Data for this task ▸
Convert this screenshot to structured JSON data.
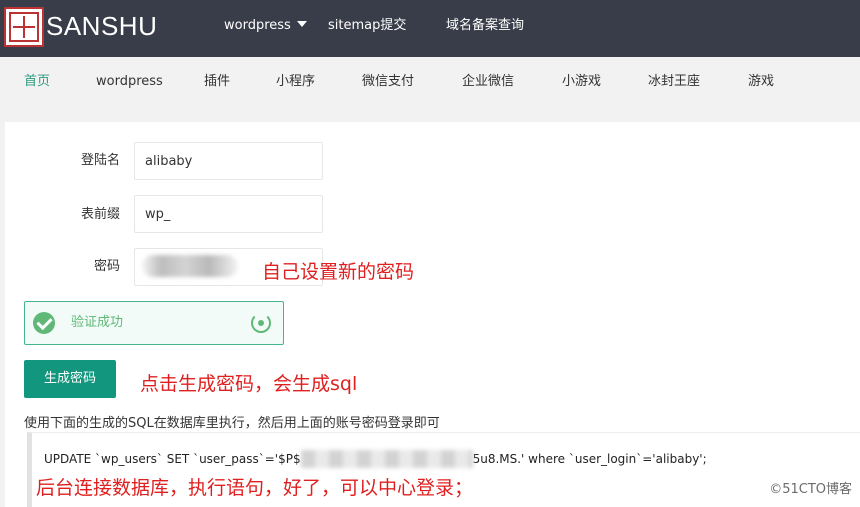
{
  "header": {
    "brand": "SANSHU",
    "nav": [
      {
        "label": "wordpress"
      },
      {
        "label": "sitemap提交"
      },
      {
        "label": "域名备案查询"
      }
    ]
  },
  "subnav": {
    "items": [
      "首页",
      "wordpress",
      "插件",
      "小程序",
      "微信支付",
      "企业微信",
      "小游戏",
      "冰封王座",
      "游戏"
    ],
    "active": "首页"
  },
  "form": {
    "login_label": "登陆名",
    "login_value": "alibaby",
    "prefix_label": "表前缀",
    "prefix_value": "wp_",
    "password_label": "密码",
    "verify_text": "验证成功",
    "generate_button": "生成密码",
    "hint": "使用下面的生成的SQL在数据库里执行，然后用上面的账号密码登录即可",
    "sql_prefix": "UPDATE `wp_users` SET `user_pass`='$P$",
    "sql_suffix": "5u8.MS.' where `user_login`='alibaby';"
  },
  "annotations": {
    "password_note": "自己设置新的密码",
    "button_note": "点击生成密码，会生成sql",
    "db_note": "后台连接数据库，执行语句，好了，可以中心登录；"
  },
  "watermark": "©51CTO博客",
  "colors": {
    "topbar": "#393d49",
    "accent": "#12977e",
    "success": "#5fb878",
    "annotation": "#e02020"
  }
}
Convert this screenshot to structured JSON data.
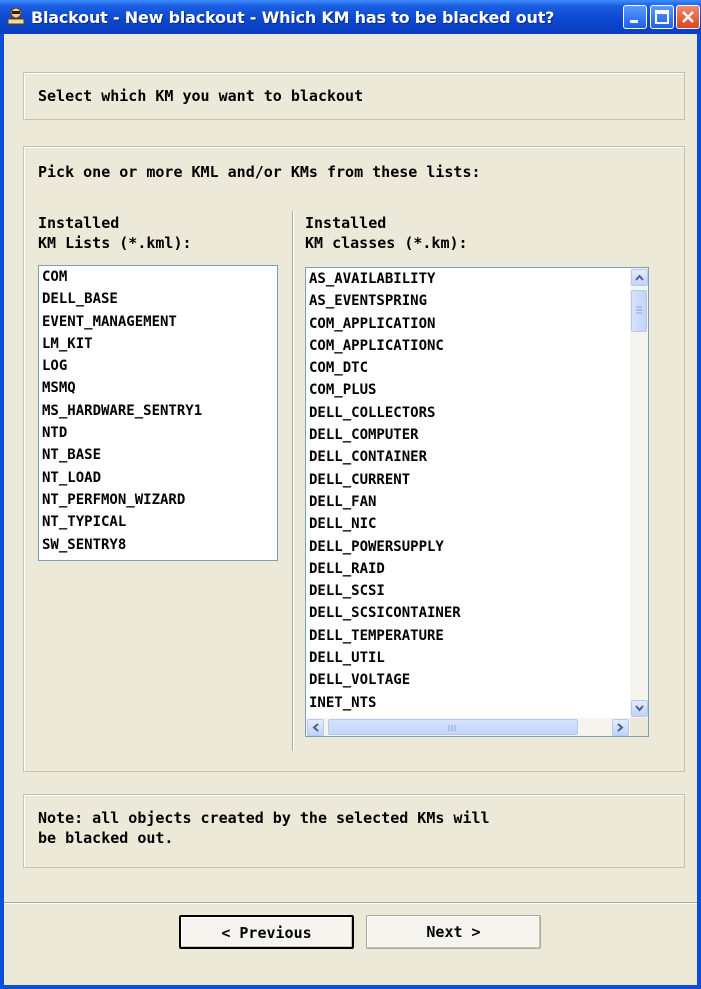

Your instructions ▸ Pictures in the records above are not copied; print everything else exactly.

Final answer ▸
Convert this screenshot to structured JSON data.
{
  "header": {
    "brand": "SANSHU",
    "nav": [
      {
        "label": "wordpress"
      },
      {
        "label": "sitemap提交"
      },
      {
        "label": "域名备案查询"
      }
    ]
  },
  "subnav": {
    "items": [
      "首页",
      "wordpress",
      "插件",
      "小程序",
      "微信支付",
      "企业微信",
      "小游戏",
      "冰封王座",
      "游戏"
    ],
    "active": "首页"
  },
  "form": {
    "login_label": "登陆名",
    "login_value": "alibaby",
    "prefix_label": "表前缀",
    "prefix_value": "wp_",
    "password_label": "密码",
    "verify_text": "验证成功",
    "generate_button": "生成密码",
    "hint": "使用下面的生成的SQL在数据库里执行，然后用上面的账号密码登录即可",
    "sql_prefix": "UPDATE `wp_users` SET `user_pass`='$P$",
    "sql_suffix": "5u8.MS.' where `user_login`='alibaby';"
  },
  "annotations": {
    "password_note": "自己设置新的密码",
    "button_note": "点击生成密码，会生成sql",
    "db_note": "后台连接数据库，执行语句，好了，可以中心登录；"
  },
  "watermark": "©51CTO博客",
  "colors": {
    "topbar": "#393d49",
    "accent": "#12977e",
    "success": "#5fb878",
    "annotation": "#e02020"
  }
}
Convert this screenshot to structured JSON data.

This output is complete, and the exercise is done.